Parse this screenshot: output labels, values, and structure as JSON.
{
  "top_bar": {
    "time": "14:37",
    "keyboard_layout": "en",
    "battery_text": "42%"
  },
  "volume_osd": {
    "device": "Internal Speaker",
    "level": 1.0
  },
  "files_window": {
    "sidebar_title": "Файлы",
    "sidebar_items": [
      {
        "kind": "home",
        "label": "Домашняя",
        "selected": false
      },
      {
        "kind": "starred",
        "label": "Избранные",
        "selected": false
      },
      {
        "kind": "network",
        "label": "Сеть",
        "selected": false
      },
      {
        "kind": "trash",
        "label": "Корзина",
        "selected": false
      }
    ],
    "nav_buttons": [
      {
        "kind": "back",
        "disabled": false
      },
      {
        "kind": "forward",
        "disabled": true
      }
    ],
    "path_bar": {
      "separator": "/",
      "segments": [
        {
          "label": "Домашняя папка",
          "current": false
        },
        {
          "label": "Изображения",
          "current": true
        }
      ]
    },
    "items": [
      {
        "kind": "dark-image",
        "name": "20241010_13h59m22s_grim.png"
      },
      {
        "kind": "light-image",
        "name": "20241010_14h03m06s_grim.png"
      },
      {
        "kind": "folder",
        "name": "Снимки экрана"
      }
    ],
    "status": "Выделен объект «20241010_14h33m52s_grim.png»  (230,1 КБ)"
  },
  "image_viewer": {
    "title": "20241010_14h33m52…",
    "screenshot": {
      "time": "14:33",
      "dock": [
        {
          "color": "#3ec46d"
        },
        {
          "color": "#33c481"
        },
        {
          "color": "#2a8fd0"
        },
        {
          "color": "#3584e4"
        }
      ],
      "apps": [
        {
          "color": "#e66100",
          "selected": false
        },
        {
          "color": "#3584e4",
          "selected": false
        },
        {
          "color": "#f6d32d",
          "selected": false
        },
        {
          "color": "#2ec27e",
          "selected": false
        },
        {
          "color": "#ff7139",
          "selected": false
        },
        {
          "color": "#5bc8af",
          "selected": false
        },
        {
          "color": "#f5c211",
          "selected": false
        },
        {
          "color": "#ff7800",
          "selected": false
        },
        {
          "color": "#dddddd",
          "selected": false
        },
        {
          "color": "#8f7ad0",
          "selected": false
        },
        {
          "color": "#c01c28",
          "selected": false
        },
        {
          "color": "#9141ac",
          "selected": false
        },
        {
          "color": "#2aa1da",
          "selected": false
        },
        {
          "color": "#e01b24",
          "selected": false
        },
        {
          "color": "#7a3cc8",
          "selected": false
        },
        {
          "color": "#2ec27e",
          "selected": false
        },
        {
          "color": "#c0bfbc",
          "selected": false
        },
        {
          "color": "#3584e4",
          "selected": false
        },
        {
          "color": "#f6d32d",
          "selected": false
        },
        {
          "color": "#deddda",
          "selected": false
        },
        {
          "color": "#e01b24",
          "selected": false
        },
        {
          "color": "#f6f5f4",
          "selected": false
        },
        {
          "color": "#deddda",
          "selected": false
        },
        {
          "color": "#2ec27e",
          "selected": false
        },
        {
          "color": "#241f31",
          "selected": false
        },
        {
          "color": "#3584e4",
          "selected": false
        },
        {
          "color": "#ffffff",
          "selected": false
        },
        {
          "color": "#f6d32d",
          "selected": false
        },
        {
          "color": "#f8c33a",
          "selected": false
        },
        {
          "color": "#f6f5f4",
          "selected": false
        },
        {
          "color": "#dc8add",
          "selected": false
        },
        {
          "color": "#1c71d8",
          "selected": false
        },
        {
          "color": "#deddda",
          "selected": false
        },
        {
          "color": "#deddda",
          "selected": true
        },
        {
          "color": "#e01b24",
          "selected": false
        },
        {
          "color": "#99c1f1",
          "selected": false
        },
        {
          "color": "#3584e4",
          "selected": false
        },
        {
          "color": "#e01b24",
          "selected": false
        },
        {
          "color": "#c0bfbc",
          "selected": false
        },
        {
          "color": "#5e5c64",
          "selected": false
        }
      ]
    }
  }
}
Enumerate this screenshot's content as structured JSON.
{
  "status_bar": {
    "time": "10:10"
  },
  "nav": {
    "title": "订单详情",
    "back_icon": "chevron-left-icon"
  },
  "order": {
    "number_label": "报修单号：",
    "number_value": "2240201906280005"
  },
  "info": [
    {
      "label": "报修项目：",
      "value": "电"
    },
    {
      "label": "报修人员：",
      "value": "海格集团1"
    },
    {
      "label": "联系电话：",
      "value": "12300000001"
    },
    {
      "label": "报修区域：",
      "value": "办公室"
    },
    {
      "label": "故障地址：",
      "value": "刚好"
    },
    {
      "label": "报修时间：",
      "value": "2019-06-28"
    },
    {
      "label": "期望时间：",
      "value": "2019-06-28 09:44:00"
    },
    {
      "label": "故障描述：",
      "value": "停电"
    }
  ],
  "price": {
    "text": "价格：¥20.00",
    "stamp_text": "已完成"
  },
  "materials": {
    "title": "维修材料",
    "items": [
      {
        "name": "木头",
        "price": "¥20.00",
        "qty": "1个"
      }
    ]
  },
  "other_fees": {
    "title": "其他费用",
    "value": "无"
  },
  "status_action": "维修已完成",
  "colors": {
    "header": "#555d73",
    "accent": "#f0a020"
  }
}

________

Your task: Reproduce the records above exactly.

Task solution:
Parse this screenshot: output labels, values, and structure as JSON.
{
  "top_bar": {
    "time": "14:37",
    "keyboard_layout": "en",
    "battery_text": "42%"
  },
  "volume_osd": {
    "device": "Internal Speaker",
    "level": 1.0
  },
  "files_window": {
    "sidebar_title": "Файлы",
    "sidebar_items": [
      {
        "kind": "home",
        "label": "Домашняя",
        "selected": false
      },
      {
        "kind": "starred",
        "label": "Избранные",
        "selected": false
      },
      {
        "kind": "network",
        "label": "Сеть",
        "selected": false
      },
      {
        "kind": "trash",
        "label": "Корзина",
        "selected": false
      }
    ],
    "nav_buttons": [
      {
        "kind": "back",
        "disabled": false
      },
      {
        "kind": "forward",
        "disabled": true
      }
    ],
    "path_bar": {
      "separator": "/",
      "segments": [
        {
          "label": "Домашняя папка",
          "current": false
        },
        {
          "label": "Изображения",
          "current": true
        }
      ]
    },
    "items": [
      {
        "kind": "dark-image",
        "name": "20241010_13h59m22s_grim.png"
      },
      {
        "kind": "light-image",
        "name": "20241010_14h03m06s_grim.png"
      },
      {
        "kind": "folder",
        "name": "Снимки экрана"
      }
    ],
    "status": "Выделен объект «20241010_14h33m52s_grim.png»  (230,1 КБ)"
  },
  "image_viewer": {
    "title": "20241010_14h33m52…",
    "screenshot": {
      "time": "14:33",
      "dock": [
        {
          "color": "#3ec46d"
        },
        {
          "color": "#33c481"
        },
        {
          "color": "#2a8fd0"
        },
        {
          "color": "#3584e4"
        }
      ],
      "apps": [
        {
          "color": "#e66100",
          "selected": false
        },
        {
          "color": "#3584e4",
          "selected": false
        },
        {
          "color": "#f6d32d",
          "selected": false
        },
        {
          "color": "#2ec27e",
          "selected": false
        },
        {
          "color": "#ff7139",
          "selected": false
        },
        {
          "color": "#5bc8af",
          "selected": false
        },
        {
          "color": "#f5c211",
          "selected": false
        },
        {
          "color": "#ff7800",
          "selected": false
        },
        {
          "color": "#dddddd",
          "selected": false
        },
        {
          "color": "#8f7ad0",
          "selected": false
        },
        {
          "color": "#c01c28",
          "selected": false
        },
        {
          "color": "#9141ac",
          "selected": false
        },
        {
          "color": "#2aa1da",
          "selected": false
        },
        {
          "color": "#e01b24",
          "selected": false
        },
        {
          "color": "#7a3cc8",
          "selected": false
        },
        {
          "color": "#2ec27e",
          "selected": false
        },
        {
          "color": "#c0bfbc",
          "selected": false
        },
        {
          "color": "#3584e4",
          "selected": false
        },
        {
          "color": "#f6d32d",
          "selected": false
        },
        {
          "color": "#deddda",
          "selected": false
        },
        {
          "color": "#e01b24",
          "selected": false
        },
        {
          "color": "#f6f5f4",
          "selected": false
        },
        {
          "color": "#deddda",
          "selected": false
        },
        {
          "color": "#2ec27e",
          "selected": false
        },
        {
          "color": "#241f31",
          "selected": false
        },
        {
          "color": "#3584e4",
          "selected": false
        },
        {
          "color": "#ffffff",
          "selected": false
        },
        {
          "color": "#f6d32d",
          "selected": false
        },
        {
          "color": "#f8c33a",
          "selected": false
        },
        {
          "color": "#f6f5f4",
          "selected": false
        },
        {
          "color": "#dc8add",
          "selected": false
        },
        {
          "color": "#1c71d8",
          "selected": false
        },
        {
          "color": "#deddda",
          "selected": false
        },
        {
          "color": "#deddda",
          "selected": true
        },
        {
          "color": "#e01b24",
          "selected": false
        },
        {
          "color": "#99c1f1",
          "selected": false
        },
        {
          "color": "#3584e4",
          "selected": false
        },
        {
          "color": "#e01b24",
          "selected": false
        },
        {
          "color": "#c0bfbc",
          "selected": false
        },
        {
          "color": "#5e5c64",
          "selected": false
        }
      ]
    }
  }
}
Enumerate this screenshot's content as structured JSON.
{
  "status_bar": {
    "time": "10:10"
  },
  "nav": {
    "title": "订单详情",
    "back_icon": "chevron-left-icon"
  },
  "order": {
    "number_label": "报修单号：",
    "number_value": "2240201906280005"
  },
  "info": [
    {
      "label": "报修项目：",
      "value": "电"
    },
    {
      "label": "报修人员：",
      "value": "海格集团1"
    },
    {
      "label": "联系电话：",
      "value": "12300000001"
    },
    {
      "label": "报修区域：",
      "value": "办公室"
    },
    {
      "label": "故障地址：",
      "value": "刚好"
    },
    {
      "label": "报修时间：",
      "value": "2019-06-28"
    },
    {
      "label": "期望时间：",
      "value": "2019-06-28 09:44:00"
    },
    {
      "label": "故障描述：",
      "value": "停电"
    }
  ],
  "price": {
    "text": "价格：¥20.00",
    "stamp_text": "已完成"
  },
  "materials": {
    "title": "维修材料",
    "items": [
      {
        "name": "木头",
        "price": "¥20.00",
        "qty": "1个"
      }
    ]
  },
  "other_fees": {
    "title": "其他费用",
    "value": "无"
  },
  "status_action": "维修已完成",
  "colors": {
    "header": "#555d73",
    "accent": "#f0a020"
  }
}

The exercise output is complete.